● What you need to do
Each line that holds the word "title" should be returned.

● Information supplied
● ● ● ● ● ● ●

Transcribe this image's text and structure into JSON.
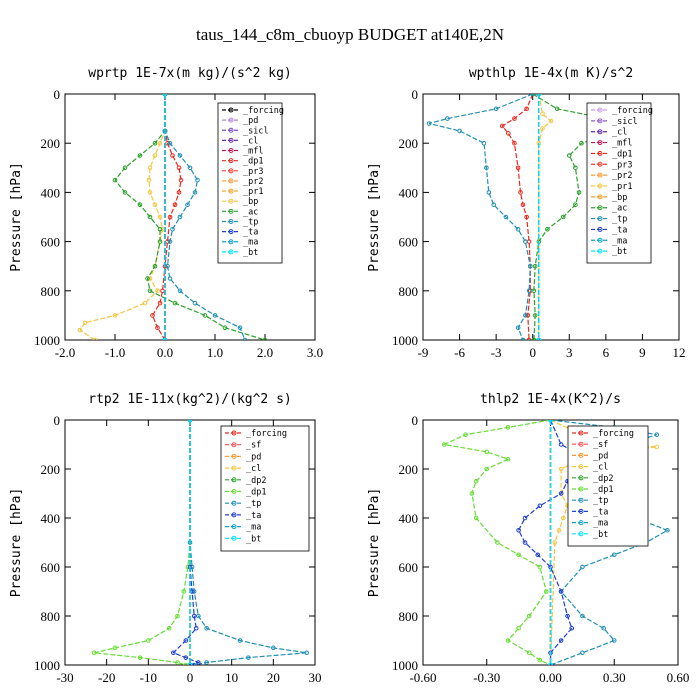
{
  "figure": {
    "title": "taus_144_c8m_cbuoyp  BUDGET at140E,2N"
  },
  "chart_data": [
    {
      "type": "line",
      "title": "wprtp  1E-7x(m kg)/(s^2 kg)",
      "ylabel": "Pressure [hPa]",
      "xlim": [
        -2.0,
        3.0
      ],
      "ylim": [
        1000,
        0
      ],
      "xticks": [
        "-2.0",
        "-1.0",
        "0.0",
        "1.0",
        "2.0",
        "3.0"
      ],
      "xtick_values": [
        -2,
        -1,
        0,
        1,
        2,
        3
      ],
      "yticks": [
        "0",
        "200",
        "400",
        "600",
        "800",
        "1000"
      ],
      "ytick_values": [
        0,
        200,
        400,
        600,
        800,
        1000
      ],
      "series": [
        {
          "name": "_forcing",
          "color": "#000000",
          "y": [
            0,
            1000
          ],
          "x": [
            0,
            0
          ]
        },
        {
          "name": "_pd",
          "color": "#b084e0",
          "y": [
            0,
            1000
          ],
          "x": [
            0,
            0
          ]
        },
        {
          "name": "_sicl",
          "color": "#7a4fbf",
          "y": [
            0,
            1000
          ],
          "x": [
            0,
            0
          ]
        },
        {
          "name": "_cl",
          "color": "#6a2ca8",
          "y": [
            0,
            1000
          ],
          "x": [
            0,
            0
          ]
        },
        {
          "name": "_mfl",
          "color": "#c2185b",
          "y": [
            0,
            1000
          ],
          "x": [
            0,
            0
          ]
        },
        {
          "name": "_dp1",
          "color": "#e8281e",
          "y": [
            0,
            150,
            200,
            250,
            300,
            350,
            400,
            450,
            500,
            600,
            700,
            800,
            850,
            900,
            950,
            1000
          ],
          "x": [
            0,
            0,
            0.05,
            0.15,
            0.28,
            0.32,
            0.28,
            0.2,
            0.1,
            0.05,
            0,
            -0.05,
            -0.1,
            -0.25,
            -0.15,
            0
          ]
        },
        {
          "name": "_pr3",
          "color": "#ff3b30",
          "y": [
            0,
            1000
          ],
          "x": [
            0,
            0
          ]
        },
        {
          "name": "_pr2",
          "color": "#ff9933",
          "y": [
            0,
            1000
          ],
          "x": [
            0,
            0
          ]
        },
        {
          "name": "_pr1",
          "color": "#f0a020",
          "y": [
            0,
            1000
          ],
          "x": [
            0,
            0
          ]
        },
        {
          "name": "_bp",
          "color": "#f5c542",
          "y": [
            0,
            150,
            200,
            250,
            300,
            350,
            400,
            450,
            500,
            550,
            600,
            700,
            750,
            800,
            850,
            900,
            930,
            960,
            1000
          ],
          "x": [
            0,
            0,
            -0.1,
            -0.2,
            -0.3,
            -0.32,
            -0.3,
            -0.2,
            -0.1,
            -0.05,
            -0.1,
            -0.2,
            -0.3,
            -0.15,
            -0.4,
            -1.0,
            -1.6,
            -1.7,
            -1.4
          ]
        },
        {
          "name": "_ac",
          "color": "#2ca02c",
          "y": [
            0,
            150,
            200,
            250,
            300,
            350,
            400,
            450,
            500,
            550,
            600,
            700,
            750,
            800,
            850,
            900,
            950,
            1000
          ],
          "x": [
            0,
            0,
            -0.2,
            -0.5,
            -0.8,
            -1.0,
            -0.8,
            -0.5,
            -0.3,
            -0.1,
            -0.1,
            -0.2,
            -0.35,
            -0.3,
            0.2,
            0.8,
            1.2,
            2.0
          ]
        },
        {
          "name": "_tp",
          "color": "#1f8fb4",
          "y": [
            0,
            150,
            200,
            250,
            300,
            350,
            400,
            450,
            500,
            550,
            600,
            700,
            750,
            800,
            850,
            900,
            950,
            1000
          ],
          "x": [
            0,
            0,
            0.1,
            0.3,
            0.5,
            0.65,
            0.6,
            0.45,
            0.3,
            0.15,
            0.1,
            0.05,
            0.1,
            0.3,
            0.6,
            1.0,
            1.5,
            1.6
          ]
        },
        {
          "name": "_ta",
          "color": "#1f3fd1",
          "y": [
            0,
            1000
          ],
          "x": [
            0,
            0
          ]
        },
        {
          "name": "_ma",
          "color": "#0ea5c8",
          "y": [
            0,
            1000
          ],
          "x": [
            0,
            0
          ]
        },
        {
          "name": "_bt",
          "color": "#00e5ff",
          "y": [
            0,
            1000
          ],
          "x": [
            0,
            0
          ]
        }
      ]
    },
    {
      "type": "line",
      "title": "wpthlp  1E-4x(m K)/s^2",
      "ylabel": "Pressure [hPa]",
      "xlim": [
        -9,
        12
      ],
      "ylim": [
        1000,
        0
      ],
      "xticks": [
        "-9",
        "-6",
        "-3",
        "0",
        "3",
        "6",
        "9",
        "12"
      ],
      "xtick_values": [
        -9,
        -6,
        -3,
        0,
        3,
        6,
        9,
        12
      ],
      "yticks": [
        "0",
        "200",
        "400",
        "600",
        "800",
        "1000"
      ],
      "ytick_values": [
        0,
        200,
        400,
        600,
        800,
        1000
      ],
      "series": [
        {
          "name": "_forcing",
          "color": "#c79be8",
          "y": [
            0,
            1000
          ],
          "x": [
            0.5,
            0.5
          ]
        },
        {
          "name": "_sicl",
          "color": "#8a5bd0",
          "y": [
            0,
            1000
          ],
          "x": [
            0.5,
            0.5
          ]
        },
        {
          "name": "_cl",
          "color": "#6a2ca8",
          "y": [
            0,
            1000
          ],
          "x": [
            0.5,
            0.5
          ]
        },
        {
          "name": "_mfl",
          "color": "#c2185b",
          "y": [
            0,
            1000
          ],
          "x": [
            0.5,
            0.5
          ]
        },
        {
          "name": "_dp1",
          "color": "#e8281e",
          "y": [
            0,
            60,
            100,
            130,
            160,
            200,
            300,
            400,
            450,
            500,
            600,
            700,
            800,
            900,
            1000
          ],
          "x": [
            0,
            -0.5,
            -1.5,
            -2.5,
            -2.0,
            -1.5,
            -1.2,
            -1.0,
            -0.8,
            -0.5,
            -0.3,
            -0.2,
            -0.2,
            -0.4,
            -0.3
          ]
        },
        {
          "name": "_pr3",
          "color": "#ff3b30",
          "y": [
            0,
            1000
          ],
          "x": [
            0.5,
            0.5
          ]
        },
        {
          "name": "_pr2",
          "color": "#ff9933",
          "y": [
            0,
            1000
          ],
          "x": [
            0.5,
            0.5
          ]
        },
        {
          "name": "_pr1",
          "color": "#f5c542",
          "y": [
            0,
            80,
            110,
            140,
            200,
            1000
          ],
          "x": [
            0.5,
            0.8,
            1.5,
            0.8,
            0.5,
            0.5
          ]
        },
        {
          "name": "_bp",
          "color": "#f0a020",
          "y": [
            0,
            1000
          ],
          "x": [
            0.5,
            0.5
          ]
        },
        {
          "name": "_ac",
          "color": "#2ca02c",
          "y": [
            0,
            60,
            100,
            120,
            150,
            200,
            250,
            300,
            400,
            450,
            500,
            550,
            600,
            700,
            800,
            900,
            1000
          ],
          "x": [
            0,
            2,
            6,
            9.5,
            7,
            4,
            3,
            3.5,
            3.8,
            3.5,
            2.5,
            1.2,
            0.5,
            0.2,
            0.1,
            0.2,
            0.1
          ]
        },
        {
          "name": "_tp",
          "color": "#1f8fb4",
          "y": [
            0,
            60,
            100,
            120,
            150,
            200,
            300,
            400,
            450,
            500,
            550,
            600,
            700,
            800,
            900,
            950,
            1000
          ],
          "x": [
            0,
            -3,
            -7,
            -8.5,
            -6,
            -4,
            -3.8,
            -3.6,
            -3.2,
            -2.2,
            -1.2,
            -0.6,
            -0.2,
            -0.3,
            -0.6,
            -1.2,
            -0.8
          ]
        },
        {
          "name": "_ta",
          "color": "#1f3fd1",
          "y": [
            0,
            1000
          ],
          "x": [
            0.5,
            0.5
          ]
        },
        {
          "name": "_ma",
          "color": "#0ea5c8",
          "y": [
            0,
            1000
          ],
          "x": [
            0.5,
            0.5
          ]
        },
        {
          "name": "_bt",
          "color": "#00e5ff",
          "y": [
            0,
            1000
          ],
          "x": [
            0.5,
            0.5
          ]
        }
      ]
    },
    {
      "type": "line",
      "title": "rtp2  1E-11x(kg^2)/(kg^2 s)",
      "ylabel": "Pressure [hPa]",
      "xlim": [
        -30,
        30
      ],
      "ylim": [
        1000,
        0
      ],
      "xticks": [
        "-30",
        "-20",
        "-10",
        "0",
        "10",
        "20",
        "30"
      ],
      "xtick_values": [
        -30,
        -20,
        -10,
        0,
        10,
        20,
        30
      ],
      "yticks": [
        "0",
        "200",
        "400",
        "600",
        "800",
        "1000"
      ],
      "ytick_values": [
        0,
        200,
        400,
        600,
        800,
        1000
      ],
      "series": [
        {
          "name": "_forcing",
          "color": "#e8281e",
          "y": [
            0,
            1000
          ],
          "x": [
            0,
            0
          ]
        },
        {
          "name": "_sf",
          "color": "#ff4d4d",
          "y": [
            0,
            1000
          ],
          "x": [
            0,
            0
          ]
        },
        {
          "name": "_pd",
          "color": "#ff9933",
          "y": [
            0,
            1000
          ],
          "x": [
            0,
            0
          ]
        },
        {
          "name": "_cl",
          "color": "#f5c542",
          "y": [
            0,
            1000
          ],
          "x": [
            0,
            0
          ]
        },
        {
          "name": "_dp2",
          "color": "#2ca02c",
          "y": [
            0,
            1000
          ],
          "x": [
            0,
            0
          ]
        },
        {
          "name": "_dp1",
          "color": "#66dd33",
          "y": [
            0,
            500,
            600,
            700,
            800,
            850,
            900,
            930,
            950,
            970,
            990,
            1000
          ],
          "x": [
            0,
            0,
            -0.5,
            -1.5,
            -3,
            -5,
            -10,
            -18,
            -23,
            -12,
            -3,
            -1
          ]
        },
        {
          "name": "_tp",
          "color": "#1f8fb4",
          "y": [
            0,
            500,
            600,
            700,
            800,
            850,
            900,
            930,
            950,
            970,
            990,
            1000
          ],
          "x": [
            0,
            0,
            0.5,
            1.0,
            2,
            4,
            12,
            20,
            28,
            14,
            4,
            1
          ]
        },
        {
          "name": "_ta",
          "color": "#1f3fd1",
          "y": [
            0,
            600,
            700,
            800,
            850,
            900,
            950,
            970,
            990,
            1000
          ],
          "x": [
            0,
            0,
            0.5,
            1,
            1.5,
            -1,
            -4,
            -1,
            2,
            0
          ]
        },
        {
          "name": "_ma",
          "color": "#0ea5c8",
          "y": [
            0,
            1000
          ],
          "x": [
            0,
            0
          ]
        },
        {
          "name": "_bt",
          "color": "#00e5ff",
          "y": [
            0,
            1000
          ],
          "x": [
            0,
            0
          ]
        }
      ]
    },
    {
      "type": "line",
      "title": "thlp2  1E-4x(K^2)/s",
      "ylabel": "Pressure [hPa]",
      "xlim": [
        -0.6,
        0.6
      ],
      "ylim": [
        1000,
        0
      ],
      "xticks": [
        "-0.60",
        "-0.30",
        "0.00",
        "0.30",
        "0.60"
      ],
      "xtick_values": [
        -0.6,
        -0.3,
        0,
        0.3,
        0.6
      ],
      "yticks": [
        "0",
        "200",
        "400",
        "600",
        "800",
        "1000"
      ],
      "ytick_values": [
        0,
        200,
        400,
        600,
        800,
        1000
      ],
      "series": [
        {
          "name": "_forcing",
          "color": "#e8281e",
          "y": [
            0,
            1000
          ],
          "x": [
            0,
            0
          ]
        },
        {
          "name": "_sf",
          "color": "#ff4d4d",
          "y": [
            0,
            1000
          ],
          "x": [
            0,
            0
          ]
        },
        {
          "name": "_pd",
          "color": "#ff9933",
          "y": [
            0,
            1000
          ],
          "x": [
            0,
            0
          ]
        },
        {
          "name": "_cl",
          "color": "#f5c542",
          "y": [
            0,
            80,
            110,
            140,
            200,
            300,
            350,
            400,
            450,
            500,
            1000
          ],
          "x": [
            0,
            0.2,
            0.5,
            0.2,
            0.05,
            0.05,
            0.08,
            0.06,
            0.04,
            0.02,
            0
          ]
        },
        {
          "name": "_dp2",
          "color": "#2ca02c",
          "y": [
            0,
            1000
          ],
          "x": [
            0,
            0
          ]
        },
        {
          "name": "_dp1",
          "color": "#66dd33",
          "y": [
            0,
            30,
            60,
            100,
            130,
            160,
            200,
            250,
            300,
            400,
            500,
            550,
            600,
            700,
            800,
            850,
            900,
            950,
            980,
            1000
          ],
          "x": [
            0,
            -0.2,
            -0.4,
            -0.5,
            -0.3,
            -0.2,
            -0.3,
            -0.35,
            -0.37,
            -0.35,
            -0.25,
            -0.15,
            -0.05,
            -0.02,
            -0.1,
            -0.15,
            -0.2,
            -0.1,
            -0.05,
            0
          ]
        },
        {
          "name": "_tp",
          "color": "#1f8fb4",
          "y": [
            0,
            30,
            60,
            100,
            130,
            200,
            300,
            400,
            450,
            500,
            550,
            600,
            700,
            800,
            850,
            900,
            950,
            1000
          ],
          "x": [
            0,
            0.3,
            0.5,
            0.35,
            0.15,
            0.1,
            0.2,
            0.4,
            0.55,
            0.45,
            0.3,
            0.15,
            0.05,
            0.15,
            0.25,
            0.3,
            0.15,
            0
          ]
        },
        {
          "name": "_ta",
          "color": "#1f3fd1",
          "y": [
            0,
            100,
            150,
            200,
            250,
            300,
            350,
            400,
            450,
            500,
            550,
            600,
            700,
            800,
            850,
            900,
            950,
            1000
          ],
          "x": [
            0,
            0.05,
            0.15,
            0.1,
            0.08,
            0.05,
            -0.05,
            -0.12,
            -0.15,
            -0.12,
            -0.06,
            0,
            0.05,
            0.08,
            0.1,
            0.05,
            0,
            0
          ]
        },
        {
          "name": "_ma",
          "color": "#0ea5c8",
          "y": [
            0,
            1000
          ],
          "x": [
            0,
            0
          ]
        },
        {
          "name": "_bt",
          "color": "#00e5ff",
          "y": [
            0,
            1000
          ],
          "x": [
            0,
            0
          ]
        }
      ]
    }
  ]
}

● ● ● ● ● ● ●

● Answer
    "title": "taus_144_c8m_cbuoyp  BUDGET at140E,2N"
      "title": "wprtp  1E-7x(m kg)/(s^2 kg)",
      "title": "wpthlp  1E-4x(m K)/s^2",
      "title": "rtp2  1E-11x(kg^2)/(kg^2 s)",
      "title": "thlp2  1E-4x(K^2)/s",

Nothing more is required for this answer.